■ Material shown ■
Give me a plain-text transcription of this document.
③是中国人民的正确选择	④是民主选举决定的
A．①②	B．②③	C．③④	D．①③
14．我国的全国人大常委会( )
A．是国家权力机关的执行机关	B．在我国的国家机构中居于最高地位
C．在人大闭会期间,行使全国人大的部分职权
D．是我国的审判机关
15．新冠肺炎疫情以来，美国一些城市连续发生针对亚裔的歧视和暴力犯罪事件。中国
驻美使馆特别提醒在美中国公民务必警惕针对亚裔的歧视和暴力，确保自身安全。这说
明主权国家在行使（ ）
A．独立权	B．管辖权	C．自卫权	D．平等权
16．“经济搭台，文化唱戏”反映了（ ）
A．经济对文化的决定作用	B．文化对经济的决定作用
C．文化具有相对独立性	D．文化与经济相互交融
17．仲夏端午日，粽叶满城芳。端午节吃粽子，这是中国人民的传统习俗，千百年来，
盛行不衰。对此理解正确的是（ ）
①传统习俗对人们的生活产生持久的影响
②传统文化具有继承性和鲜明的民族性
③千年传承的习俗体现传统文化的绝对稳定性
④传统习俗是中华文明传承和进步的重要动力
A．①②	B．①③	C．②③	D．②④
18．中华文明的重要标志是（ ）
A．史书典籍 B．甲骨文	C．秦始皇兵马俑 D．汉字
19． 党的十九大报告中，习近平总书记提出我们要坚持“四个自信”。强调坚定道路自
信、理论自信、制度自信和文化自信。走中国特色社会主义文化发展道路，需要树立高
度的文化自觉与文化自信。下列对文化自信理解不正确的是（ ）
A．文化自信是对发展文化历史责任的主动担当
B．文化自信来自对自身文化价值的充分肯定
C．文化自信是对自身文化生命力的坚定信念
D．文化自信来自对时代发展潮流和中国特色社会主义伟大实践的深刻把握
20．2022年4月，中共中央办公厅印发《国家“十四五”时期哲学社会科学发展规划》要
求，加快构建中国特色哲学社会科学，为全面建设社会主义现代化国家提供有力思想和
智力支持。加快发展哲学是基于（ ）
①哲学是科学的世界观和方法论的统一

■ Given instruction ■
Restate each record word for word.

■ Response ■
Give me a plain-text transcription of this document.
③是中国人民的正确选择	④是民主选举决定的
A．①②	B．②③	C．③④	D．①③
14．我国的全国人大常委会( )
A．是国家权力机关的执行机关	B．在我国的国家机构中居于最高地位
C．在人大闭会期间,行使全国人大的部分职权
D．是我国的审判机关
15．新冠肺炎疫情以来，美国一些城市连续发生针对亚裔的歧视和暴力犯罪事件。中国
驻美使馆特别提醒在美中国公民务必警惕针对亚裔的歧视和暴力，确保自身安全。这说
明主权国家在行使（ ）
A．独立权	B．管辖权	C．自卫权	D．平等权
16．“经济搭台，文化唱戏”反映了（ ）
A．经济对文化的决定作用	B．文化对经济的决定作用
C．文化具有相对独立性	D．文化与经济相互交融
17．仲夏端午日，粽叶满城芳。端午节吃粽子，这是中国人民的传统习俗，千百年来，
盛行不衰。对此理解正确的是（ ）
①传统习俗对人们的生活产生持久的影响
②传统文化具有继承性和鲜明的民族性
③千年传承的习俗体现传统文化的绝对稳定性
④传统习俗是中华文明传承和进步的重要动力
A．①②	B．①③	C．②③	D．②④
18．中华文明的重要标志是（ ）
A．史书典籍 B．甲骨文	C．秦始皇兵马俑 D．汉字
19． 党的十九大报告中，习近平总书记提出我们要坚持“四个自信”。强调坚定道路自
信、理论自信、制度自信和文化自信。走中国特色社会主义文化发展道路，需要树立高
度的文化自觉与文化自信。下列对文化自信理解不正确的是（ ）
A．文化自信是对发展文化历史责任的主动担当
B．文化自信来自对自身文化价值的充分肯定
C．文化自信是对自身文化生命力的坚定信念
D．文化自信来自对时代发展潮流和中国特色社会主义伟大实践的深刻把握
20．2022年4月，中共中央办公厅印发《国家“十四五”时期哲学社会科学发展规划》要
求，加快构建中国特色哲学社会科学，为全面建设社会主义现代化国家提供有力思想和
智力支持。加快发展哲学是基于（ ）
①哲学是科学的世界观和方法论的统一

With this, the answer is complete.